__Work to be completed__
Omit the pictures and return every entry exactly as written.

__Exercise materials__
>>>>>

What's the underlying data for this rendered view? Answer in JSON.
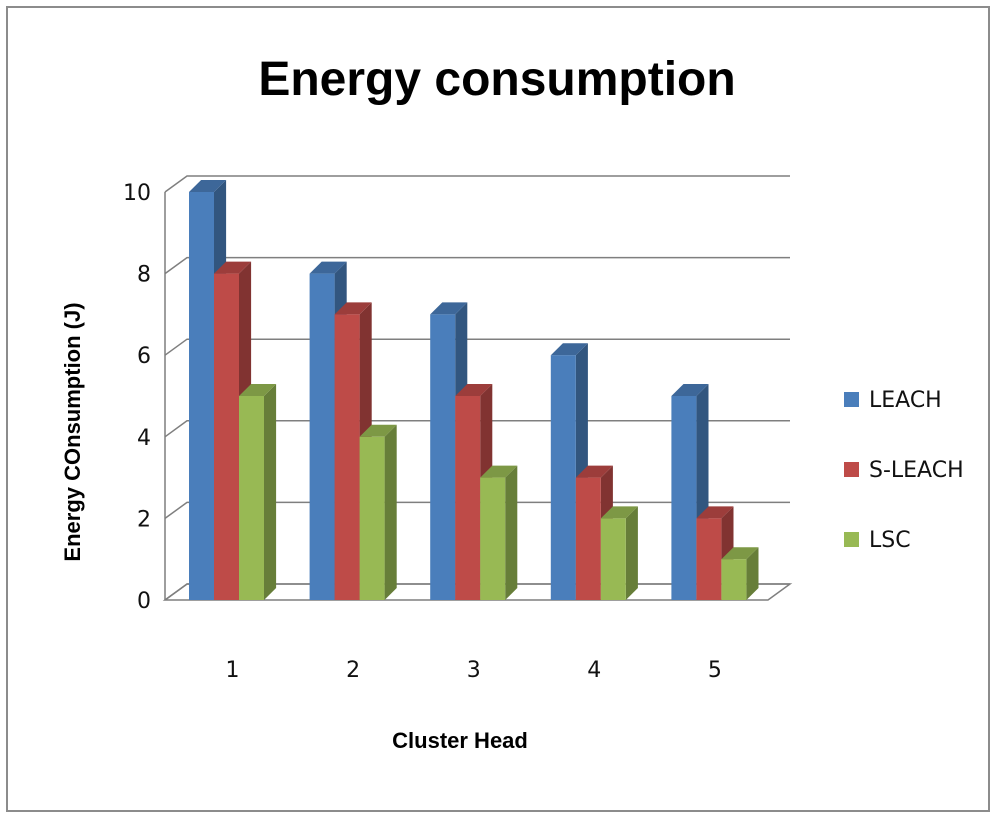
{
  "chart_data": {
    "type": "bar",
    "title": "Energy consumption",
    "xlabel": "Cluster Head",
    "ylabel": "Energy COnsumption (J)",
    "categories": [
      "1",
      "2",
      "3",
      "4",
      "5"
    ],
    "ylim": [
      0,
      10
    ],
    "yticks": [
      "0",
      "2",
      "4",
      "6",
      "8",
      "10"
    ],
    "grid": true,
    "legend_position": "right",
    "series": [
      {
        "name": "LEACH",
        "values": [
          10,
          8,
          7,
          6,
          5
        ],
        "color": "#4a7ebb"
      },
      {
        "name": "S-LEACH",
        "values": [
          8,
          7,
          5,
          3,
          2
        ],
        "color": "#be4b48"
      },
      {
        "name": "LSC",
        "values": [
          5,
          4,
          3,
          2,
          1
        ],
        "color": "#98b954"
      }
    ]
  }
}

<<<<<

__Solution to this task__
What's the underlying data for this rendered view? Answer in JSON.
{
  "chart_data": {
    "type": "bar",
    "title": "Energy consumption",
    "xlabel": "Cluster Head",
    "ylabel": "Energy COnsumption (J)",
    "categories": [
      "1",
      "2",
      "3",
      "4",
      "5"
    ],
    "ylim": [
      0,
      10
    ],
    "yticks": [
      "0",
      "2",
      "4",
      "6",
      "8",
      "10"
    ],
    "grid": true,
    "legend_position": "right",
    "series": [
      {
        "name": "LEACH",
        "values": [
          10,
          8,
          7,
          6,
          5
        ],
        "color": "#4a7ebb"
      },
      {
        "name": "S-LEACH",
        "values": [
          8,
          7,
          5,
          3,
          2
        ],
        "color": "#be4b48"
      },
      {
        "name": "LSC",
        "values": [
          5,
          4,
          3,
          2,
          1
        ],
        "color": "#98b954"
      }
    ]
  }
}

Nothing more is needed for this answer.